§ **Stated exercise**
Give every line of the material again, exactly as written.

====

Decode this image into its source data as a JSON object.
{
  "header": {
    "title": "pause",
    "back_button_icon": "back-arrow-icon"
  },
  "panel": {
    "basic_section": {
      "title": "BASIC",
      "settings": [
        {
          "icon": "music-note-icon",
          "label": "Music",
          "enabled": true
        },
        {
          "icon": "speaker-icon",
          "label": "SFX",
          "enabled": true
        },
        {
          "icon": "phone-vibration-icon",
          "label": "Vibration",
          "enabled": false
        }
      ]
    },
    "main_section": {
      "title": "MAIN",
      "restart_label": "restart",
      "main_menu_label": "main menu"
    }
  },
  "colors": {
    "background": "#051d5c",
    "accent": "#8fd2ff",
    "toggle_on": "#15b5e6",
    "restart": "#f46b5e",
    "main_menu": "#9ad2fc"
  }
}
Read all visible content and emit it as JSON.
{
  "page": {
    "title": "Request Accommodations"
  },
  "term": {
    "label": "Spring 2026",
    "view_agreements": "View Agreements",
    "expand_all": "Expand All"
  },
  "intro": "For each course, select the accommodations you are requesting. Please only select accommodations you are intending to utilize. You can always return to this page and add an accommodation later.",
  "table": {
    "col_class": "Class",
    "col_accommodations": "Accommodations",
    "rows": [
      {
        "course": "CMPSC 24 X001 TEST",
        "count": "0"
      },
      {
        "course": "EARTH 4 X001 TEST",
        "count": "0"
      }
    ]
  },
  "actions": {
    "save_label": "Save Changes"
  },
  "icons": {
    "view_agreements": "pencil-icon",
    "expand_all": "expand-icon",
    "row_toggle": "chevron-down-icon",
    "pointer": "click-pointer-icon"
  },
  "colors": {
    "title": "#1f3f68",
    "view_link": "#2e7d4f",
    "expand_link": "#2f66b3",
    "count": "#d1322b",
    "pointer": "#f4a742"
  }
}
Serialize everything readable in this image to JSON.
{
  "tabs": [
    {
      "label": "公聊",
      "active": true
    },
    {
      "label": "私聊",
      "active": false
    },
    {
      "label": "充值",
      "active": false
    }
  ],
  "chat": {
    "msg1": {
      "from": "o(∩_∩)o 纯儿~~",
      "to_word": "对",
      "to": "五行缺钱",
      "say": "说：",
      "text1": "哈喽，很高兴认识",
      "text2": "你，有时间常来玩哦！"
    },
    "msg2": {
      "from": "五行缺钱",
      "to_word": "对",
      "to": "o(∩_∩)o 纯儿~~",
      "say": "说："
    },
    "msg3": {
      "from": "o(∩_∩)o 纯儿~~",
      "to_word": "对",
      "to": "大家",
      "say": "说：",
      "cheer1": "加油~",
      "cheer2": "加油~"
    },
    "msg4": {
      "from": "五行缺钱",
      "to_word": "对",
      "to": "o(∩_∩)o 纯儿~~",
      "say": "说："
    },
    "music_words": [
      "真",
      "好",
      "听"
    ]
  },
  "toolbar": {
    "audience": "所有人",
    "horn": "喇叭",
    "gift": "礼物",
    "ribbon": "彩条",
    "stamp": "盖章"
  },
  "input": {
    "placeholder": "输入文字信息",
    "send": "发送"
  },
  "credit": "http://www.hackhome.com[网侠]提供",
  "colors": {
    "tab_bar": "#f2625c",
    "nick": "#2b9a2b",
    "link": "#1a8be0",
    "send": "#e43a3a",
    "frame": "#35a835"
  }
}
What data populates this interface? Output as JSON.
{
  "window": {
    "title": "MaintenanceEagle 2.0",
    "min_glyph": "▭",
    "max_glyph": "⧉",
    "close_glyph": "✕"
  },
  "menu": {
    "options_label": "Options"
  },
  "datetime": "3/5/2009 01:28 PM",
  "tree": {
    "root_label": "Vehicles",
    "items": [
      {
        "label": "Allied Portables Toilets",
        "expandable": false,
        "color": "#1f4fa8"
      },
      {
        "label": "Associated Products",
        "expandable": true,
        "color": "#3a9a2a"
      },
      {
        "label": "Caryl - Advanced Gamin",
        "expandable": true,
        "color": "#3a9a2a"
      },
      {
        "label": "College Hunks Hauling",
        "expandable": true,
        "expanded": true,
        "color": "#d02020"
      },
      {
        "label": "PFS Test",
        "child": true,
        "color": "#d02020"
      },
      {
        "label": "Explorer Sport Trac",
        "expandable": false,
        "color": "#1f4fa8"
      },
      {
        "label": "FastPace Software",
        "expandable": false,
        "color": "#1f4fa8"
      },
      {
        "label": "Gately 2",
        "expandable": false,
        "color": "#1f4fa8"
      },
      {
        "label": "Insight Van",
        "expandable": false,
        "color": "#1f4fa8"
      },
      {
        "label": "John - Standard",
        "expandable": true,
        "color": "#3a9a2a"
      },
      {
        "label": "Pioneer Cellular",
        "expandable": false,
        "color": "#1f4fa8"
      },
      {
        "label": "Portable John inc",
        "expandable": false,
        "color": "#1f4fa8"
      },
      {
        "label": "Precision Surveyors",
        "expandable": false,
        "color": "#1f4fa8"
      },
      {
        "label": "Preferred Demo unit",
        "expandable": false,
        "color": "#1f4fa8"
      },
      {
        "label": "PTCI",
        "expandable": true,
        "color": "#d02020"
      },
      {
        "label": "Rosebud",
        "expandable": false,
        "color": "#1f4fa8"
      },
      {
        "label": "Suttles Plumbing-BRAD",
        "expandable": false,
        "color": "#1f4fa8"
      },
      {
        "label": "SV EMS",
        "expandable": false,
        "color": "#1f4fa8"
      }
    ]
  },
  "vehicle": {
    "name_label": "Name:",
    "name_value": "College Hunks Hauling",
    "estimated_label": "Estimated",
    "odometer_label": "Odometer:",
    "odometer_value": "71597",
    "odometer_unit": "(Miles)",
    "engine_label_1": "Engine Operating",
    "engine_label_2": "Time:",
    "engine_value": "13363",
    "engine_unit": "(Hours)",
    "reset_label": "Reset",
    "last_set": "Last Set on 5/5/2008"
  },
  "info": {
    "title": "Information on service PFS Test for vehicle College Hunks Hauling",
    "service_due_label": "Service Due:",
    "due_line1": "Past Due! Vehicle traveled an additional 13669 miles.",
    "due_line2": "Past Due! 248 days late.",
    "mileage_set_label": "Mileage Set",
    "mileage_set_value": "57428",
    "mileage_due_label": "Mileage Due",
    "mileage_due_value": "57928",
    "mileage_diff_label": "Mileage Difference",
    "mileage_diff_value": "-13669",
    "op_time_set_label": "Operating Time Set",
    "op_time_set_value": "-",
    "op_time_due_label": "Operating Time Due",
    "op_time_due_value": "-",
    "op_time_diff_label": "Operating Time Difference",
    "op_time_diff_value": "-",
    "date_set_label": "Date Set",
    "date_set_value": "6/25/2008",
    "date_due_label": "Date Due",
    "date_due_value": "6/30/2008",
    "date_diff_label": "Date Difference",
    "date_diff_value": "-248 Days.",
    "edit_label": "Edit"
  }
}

====

§ **Exercise result**
Decode this image into its source data as a JSON object.
{
  "header": {
    "title": "pause",
    "back_button_icon": "back-arrow-icon"
  },
  "panel": {
    "basic_section": {
      "title": "BASIC",
      "settings": [
        {
          "icon": "music-note-icon",
          "label": "Music",
          "enabled": true
        },
        {
          "icon": "speaker-icon",
          "label": "SFX",
          "enabled": true
        },
        {
          "icon": "phone-vibration-icon",
          "label": "Vibration",
          "enabled": false
        }
      ]
    },
    "main_section": {
      "title": "MAIN",
      "restart_label": "restart",
      "main_menu_label": "main menu"
    }
  },
  "colors": {
    "background": "#051d5c",
    "accent": "#8fd2ff",
    "toggle_on": "#15b5e6",
    "restart": "#f46b5e",
    "main_menu": "#9ad2fc"
  }
}
Read all visible content and emit it as JSON.
{
  "page": {
    "title": "Request Accommodations"
  },
  "term": {
    "label": "Spring 2026",
    "view_agreements": "View Agreements",
    "expand_all": "Expand All"
  },
  "intro": "For each course, select the accommodations you are requesting. Please only select accommodations you are intending to utilize. You can always return to this page and add an accommodation later.",
  "table": {
    "col_class": "Class",
    "col_accommodations": "Accommodations",
    "rows": [
      {
        "course": "CMPSC 24 X001 TEST",
        "count": "0"
      },
      {
        "course": "EARTH 4 X001 TEST",
        "count": "0"
      }
    ]
  },
  "actions": {
    "save_label": "Save Changes"
  },
  "icons": {
    "view_agreements": "pencil-icon",
    "expand_all": "expand-icon",
    "row_toggle": "chevron-down-icon",
    "pointer": "click-pointer-icon"
  },
  "colors": {
    "title": "#1f3f68",
    "view_link": "#2e7d4f",
    "expand_link": "#2f66b3",
    "count": "#d1322b",
    "pointer": "#f4a742"
  }
}
Serialize everything readable in this image to JSON.
{
  "tabs": [
    {
      "label": "公聊",
      "active": true
    },
    {
      "label": "私聊",
      "active": false
    },
    {
      "label": "充值",
      "active": false
    }
  ],
  "chat": {
    "msg1": {
      "from": "o(∩_∩)o 纯儿~~",
      "to_word": "对",
      "to": "五行缺钱",
      "say": "说：",
      "text1": "哈喽，很高兴认识",
      "text2": "你，有时间常来玩哦！"
    },
    "msg2": {
      "from": "五行缺钱",
      "to_word": "对",
      "to": "o(∩_∩)o 纯儿~~",
      "say": "说："
    },
    "msg3": {
      "from": "o(∩_∩)o 纯儿~~",
      "to_word": "对",
      "to": "大家",
      "say": "说：",
      "cheer1": "加油~",
      "cheer2": "加油~"
    },
    "msg4": {
      "from": "五行缺钱",
      "to_word": "对",
      "to": "o(∩_∩)o 纯儿~~",
      "say": "说："
    },
    "music_words": [
      "真",
      "好",
      "听"
    ]
  },
  "toolbar": {
    "audience": "所有人",
    "horn": "喇叭",
    "gift": "礼物",
    "ribbon": "彩条",
    "stamp": "盖章"
  },
  "input": {
    "placeholder": "输入文字信息",
    "send": "发送"
  },
  "credit": "http://www.hackhome.com[网侠]提供",
  "colors": {
    "tab_bar": "#f2625c",
    "nick": "#2b9a2b",
    "link": "#1a8be0",
    "send": "#e43a3a",
    "frame": "#35a835"
  }
}
What data populates this interface? Output as JSON.
{
  "window": {
    "title": "MaintenanceEagle 2.0",
    "min_glyph": "▭",
    "max_glyph": "⧉",
    "close_glyph": "✕"
  },
  "menu": {
    "options_label": "Options"
  },
  "datetime": "3/5/2009 01:28 PM",
  "tree": {
    "root_label": "Vehicles",
    "items": [
      {
        "label": "Allied Portables Toilets",
        "expandable": false,
        "color": "#1f4fa8"
      },
      {
        "label": "Associated Products",
        "expandable": true,
        "color": "#3a9a2a"
      },
      {
        "label": "Caryl - Advanced Gamin",
        "expandable": true,
        "color": "#3a9a2a"
      },
      {
        "label": "College Hunks Hauling",
        "expandable": true,
        "expanded": true,
        "color": "#d02020"
      },
      {
        "label": "PFS Test",
        "child": true,
        "color": "#d02020"
      },
      {
        "label": "Explorer Sport Trac",
        "expandable": false,
        "color": "#1f4fa8"
      },
      {
        "label": "FastPace Software",
        "expandable": false,
        "color": "#1f4fa8"
      },
      {
        "label": "Gately 2",
        "expandable": false,
        "color": "#1f4fa8"
      },
      {
        "label": "Insight Van",
        "expandable": false,
        "color": "#1f4fa8"
      },
      {
        "label": "John - Standard",
        "expandable": true,
        "color": "#3a9a2a"
      },
      {
        "label": "Pioneer Cellular",
        "expandable": false,
        "color": "#1f4fa8"
      },
      {
        "label": "Portable John inc",
        "expandable": false,
        "color": "#1f4fa8"
      },
      {
        "label": "Precision Surveyors",
        "expandable": false,
        "color": "#1f4fa8"
      },
      {
        "label": "Preferred Demo unit",
        "expandable": false,
        "color": "#1f4fa8"
      },
      {
        "label": "PTCI",
        "expandable": true,
        "color": "#d02020"
      },
      {
        "label": "Rosebud",
        "expandable": false,
        "color": "#1f4fa8"
      },
      {
        "label": "Suttles Plumbing-BRAD",
        "expandable": false,
        "color": "#1f4fa8"
      },
      {
        "label": "SV EMS",
        "expandable": false,
        "color": "#1f4fa8"
      }
    ]
  },
  "vehicle": {
    "name_label": "Name:",
    "name_value": "College Hunks Hauling",
    "estimated_label": "Estimated",
    "odometer_label": "Odometer:",
    "odometer_value": "71597",
    "odometer_unit": "(Miles)",
    "engine_label_1": "Engine Operating",
    "engine_label_2": "Time:",
    "engine_value": "13363",
    "engine_unit": "(Hours)",
    "reset_label": "Reset",
    "last_set": "Last Set on 5/5/2008"
  },
  "info": {
    "title": "Information on service PFS Test for vehicle College Hunks Hauling",
    "service_due_label": "Service Due:",
    "due_line1": "Past Due! Vehicle traveled an additional 13669 miles.",
    "due_line2": "Past Due! 248 days late.",
    "mileage_set_label": "Mileage Set",
    "mileage_set_value": "57428",
    "mileage_due_label": "Mileage Due",
    "mileage_due_value": "57928",
    "mileage_diff_label": "Mileage Difference",
    "mileage_diff_value": "-13669",
    "op_time_set_label": "Operating Time Set",
    "op_time_set_value": "-",
    "op_time_due_label": "Operating Time Due",
    "op_time_due_value": "-",
    "op_time_diff_label": "Operating Time Difference",
    "op_time_diff_value": "-",
    "date_set_label": "Date Set",
    "date_set_value": "6/25/2008",
    "date_due_label": "Date Due",
    "date_due_value": "6/30/2008",
    "date_diff_label": "Date Difference",
    "date_diff_value": "-248 Days.",
    "edit_label": "Edit"
  }
}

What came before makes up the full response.